- PROVIDED DATA
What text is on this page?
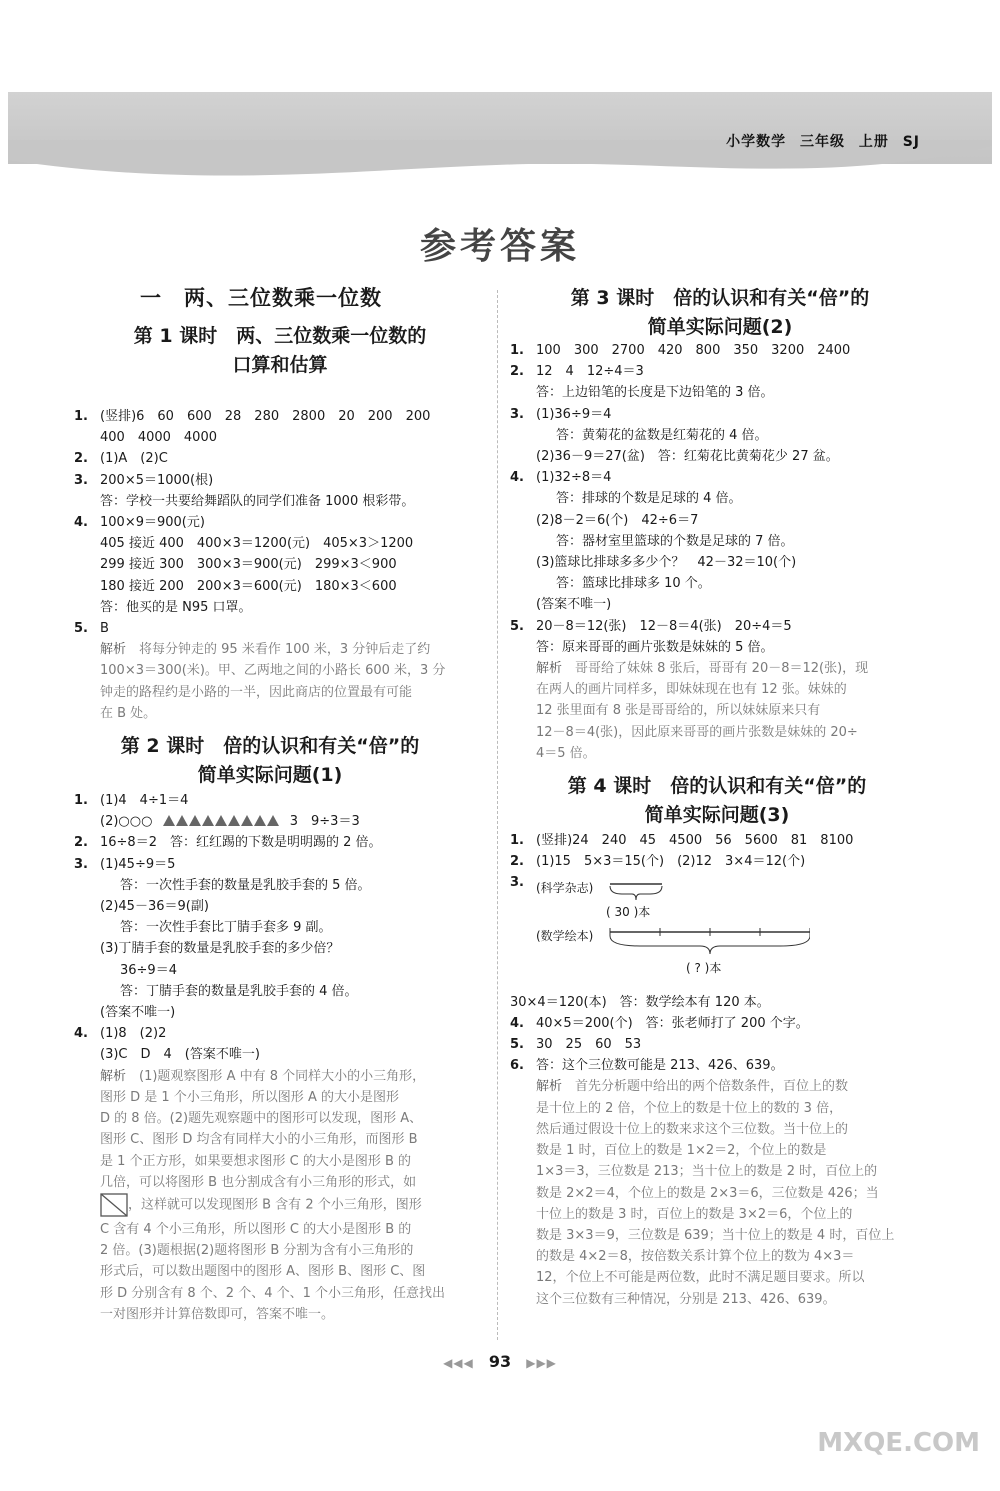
小学数学 三年级 上册 SJ
参考答案
一　两、三位数乘一位数
第 1 课时　两、三位数乘一位数的
口算和估算
1. (竖排)6　60　600　28　280　2800　20　200　200
400　4000　4000
2. (1)A　(2)C
3. 200×5＝1000(根)
答：学校一共要给舞蹈队的同学们准备 1000 根彩带。
4. 100×9＝900(元)
405 接近 400　400×3＝1200(元)　405×3＞1200
299 接近 300　300×3＝900(元)　299×3＜900
180 接近 200　200×3＝600(元)　180×3＜600
答：他买的是 N95 口罩。
5. B
解析　将每分钟走的 95 米看作 100 米，3 分钟后走了约
100×3＝300(米)。甲、乙两地之间的小路长 600 米，3 分
钟走的路程约是小路的一半，因此商店的位置最有可能
在 B 处。
第 2 课时　倍的认识和有关“倍”的
简单实际问题(1)
1. (1)4　4÷1＝4
(2)○○○	3　9÷3＝3
2. 16÷8＝2　答：红红踢的下数是明明踢的 2 倍。
3. (1)45÷9＝5
答：一次性手套的数量是乳胶手套的 5 倍。
(2)45－36＝9(副)
答：一次性手套比丁腈手套多 9 副。
(3)丁腈手套的数量是乳胶手套的多少倍？
36÷9＝4
答：丁腈手套的数量是乳胶手套的 4 倍。
(答案不唯一)
4. (1)8　(2)2
(3)C　D　4　(答案不唯一)
解析　(1)题观察图形 A 中有 8 个同样大小的小三角形，
图形 D 是 1 个小三角形，所以图形 A 的大小是图形
D 的 8 倍。(2)题先观察题中的图形可以发现，图形 A、
图形 C、图形 D 均含有同样大小的小三角形，而图形 B
是 1 个正方形，如果要想求图形 C 的大小是图形 B 的
几倍，可以将图形 B 也分割成含有小三角形的形式，如
，这样就可以发现图形 B 含有 2 个小三角形，图形
C 含有 4 个小三角形，所以图形 C 的大小是图形 B 的
2 倍。(3)题根据(2)题将图形 B 分割为含有小三角形的
形式后，可以数出题图中的图形 A、图形 B、图形 C、图
形 D 分别含有 8 个、2 个、4 个、1 个小三角形，任意找出
一对图形并计算倍数即可，答案不唯一。
第 3 课时　倍的认识和有关“倍”的
简单实际问题(2)
1. 100　300　2700　420　800　350　3200　2400
2. 12　4　12÷4＝3
答：上边铅笔的长度是下边铅笔的 3 倍。
3. (1)36÷9＝4
答：黄菊花的盆数是红菊花的 4 倍。
(2)36－9＝27(盆)　答：红菊花比黄菊花少 27 盆。
4. (1)32÷8＝4
答：排球的个数是足球的 4 倍。
(2)8－2＝6(个)　42÷6＝7
答：器材室里篮球的个数是足球的 7 倍。
(3)篮球比排球多多少个？　42－32＝10(个)
答：篮球比排球多 10 个。
(答案不唯一)
5. 20－8＝12(张)　12－8＝4(张)　20÷4＝5
答：原来哥哥的画片张数是妹妹的 5 倍。
解析　哥哥给了妹妹 8 张后，哥哥有 20－8＝12(张)，现
在两人的画片同样多，即妹妹现在也有 12 张。妹妹的
12 张里面有 8 张是哥哥给的，所以妹妹原来只有
12－8＝4(张)，因此原来哥哥的画片张数是妹妹的 20÷
4＝5 倍。
第 4 课时　倍的认识和有关“倍”的
简单实际问题(3)
1. (竖排)24　240　45　4500　56　5600　81　8100
2. (1)15　5×3＝15(个)　(2)12　3×4＝12(个)
3.	(科学杂志)
( 30 )本
(数学绘本)
( ? )本
30×4＝120(本)　答：数学绘本有 120 本。
4. 40×5＝200(个)　答：张老师打了 200 个字。
5. 30　25　60　53
6. 答：这个三位数可能是 213、426、639。
解析　首先分析题中给出的两个倍数条件，百位上的数
是十位上的 2 倍，个位上的数是十位上的数的 3 倍，
然后通过假设十位上的数来求这个三位数。当十位上的
数是 1 时，百位上的数是 1×2＝2，个位上的数是
1×3＝3，三位数是 213；当十位上的数是 2 时，百位上的
数是 2×2＝4，个位上的数是 2×3＝6，三位数是 426；当
十位上的数是 3 时，百位上的数是 3×2＝6，个位上的
数是 3×3＝9，三位数是 639；当十位上的数是 4 时，百位上
的数是 4×2＝8，按倍数关系计算个位上的数为 4×3＝
12，个位上不可能是两位数，此时不满足题目要求。所以
这个三位数有三种情况，分别是 213、426、639。
◀◀◀ 93 ▶▶▶
MXQE.COM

- TASK PROMPT
Each line of the material must be retyped exactly, except that images are omitted.

- TASK SOLUTION
What text is on this page?
小学数学 三年级 上册 SJ
参考答案
一　两、三位数乘一位数
第 1 课时　两、三位数乘一位数的
口算和估算
1. (竖排)6　60　600　28　280　2800　20　200　200
400　4000　4000
2. (1)A　(2)C
3. 200×5＝1000(根)
答：学校一共要给舞蹈队的同学们准备 1000 根彩带。
4. 100×9＝900(元)
405 接近 400　400×3＝1200(元)　405×3＞1200
299 接近 300　300×3＝900(元)　299×3＜900
180 接近 200　200×3＝600(元)　180×3＜600
答：他买的是 N95 口罩。
5. B
解析　将每分钟走的 95 米看作 100 米，3 分钟后走了约
100×3＝300(米)。甲、乙两地之间的小路长 600 米，3 分
钟走的路程约是小路的一半，因此商店的位置最有可能
在 B 处。
第 2 课时　倍的认识和有关“倍”的
简单实际问题(1)
1. (1)4　4÷1＝4
(2)○○○	3　9÷3＝3
2. 16÷8＝2　答：红红踢的下数是明明踢的 2 倍。
3. (1)45÷9＝5
答：一次性手套的数量是乳胶手套的 5 倍。
(2)45－36＝9(副)
答：一次性手套比丁腈手套多 9 副。
(3)丁腈手套的数量是乳胶手套的多少倍？
36÷9＝4
答：丁腈手套的数量是乳胶手套的 4 倍。
(答案不唯一)
4. (1)8　(2)2
(3)C　D　4　(答案不唯一)
解析　(1)题观察图形 A 中有 8 个同样大小的小三角形，
图形 D 是 1 个小三角形，所以图形 A 的大小是图形
D 的 8 倍。(2)题先观察题中的图形可以发现，图形 A、
图形 C、图形 D 均含有同样大小的小三角形，而图形 B
是 1 个正方形，如果要想求图形 C 的大小是图形 B 的
几倍，可以将图形 B 也分割成含有小三角形的形式，如
，这样就可以发现图形 B 含有 2 个小三角形，图形
C 含有 4 个小三角形，所以图形 C 的大小是图形 B 的
2 倍。(3)题根据(2)题将图形 B 分割为含有小三角形的
形式后，可以数出题图中的图形 A、图形 B、图形 C、图
形 D 分别含有 8 个、2 个、4 个、1 个小三角形，任意找出
一对图形并计算倍数即可，答案不唯一。
第 3 课时　倍的认识和有关“倍”的
简单实际问题(2)
1. 100　300　2700　420　800　350　3200　2400
2. 12　4　12÷4＝3
答：上边铅笔的长度是下边铅笔的 3 倍。
3. (1)36÷9＝4
答：黄菊花的盆数是红菊花的 4 倍。
(2)36－9＝27(盆)　答：红菊花比黄菊花少 27 盆。
4. (1)32÷8＝4
答：排球的个数是足球的 4 倍。
(2)8－2＝6(个)　42÷6＝7
答：器材室里篮球的个数是足球的 7 倍。
(3)篮球比排球多多少个？　42－32＝10(个)
答：篮球比排球多 10 个。
(答案不唯一)
5. 20－8＝12(张)　12－8＝4(张)　20÷4＝5
答：原来哥哥的画片张数是妹妹的 5 倍。
解析　哥哥给了妹妹 8 张后，哥哥有 20－8＝12(张)，现
在两人的画片同样多，即妹妹现在也有 12 张。妹妹的
12 张里面有 8 张是哥哥给的，所以妹妹原来只有
12－8＝4(张)，因此原来哥哥的画片张数是妹妹的 20÷
4＝5 倍。
第 4 课时　倍的认识和有关“倍”的
简单实际问题(3)
1. (竖排)24　240　45　4500　56　5600　81　8100
2. (1)15　5×3＝15(个)　(2)12　3×4＝12(个)
3.	(科学杂志)
( 30 )本
(数学绘本)
( ? )本
30×4＝120(本)　答：数学绘本有 120 本。
4. 40×5＝200(个)　答：张老师打了 200 个字。
5. 30　25　60　53
6. 答：这个三位数可能是 213、426、639。
解析　首先分析题中给出的两个倍数条件，百位上的数
是十位上的 2 倍，个位上的数是十位上的数的 3 倍，
然后通过假设十位上的数来求这个三位数。当十位上的
数是 1 时，百位上的数是 1×2＝2，个位上的数是
1×3＝3，三位数是 213；当十位上的数是 2 时，百位上的
数是 2×2＝4，个位上的数是 2×3＝6，三位数是 426；当
十位上的数是 3 时，百位上的数是 3×2＝6，个位上的
数是 3×3＝9，三位数是 639；当十位上的数是 4 时，百位上
的数是 4×2＝8，按倍数关系计算个位上的数为 4×3＝
12，个位上不可能是两位数，此时不满足题目要求。所以
这个三位数有三种情况，分别是 213、426、639。
◀◀◀ 93 ▶▶▶
MXQE.COM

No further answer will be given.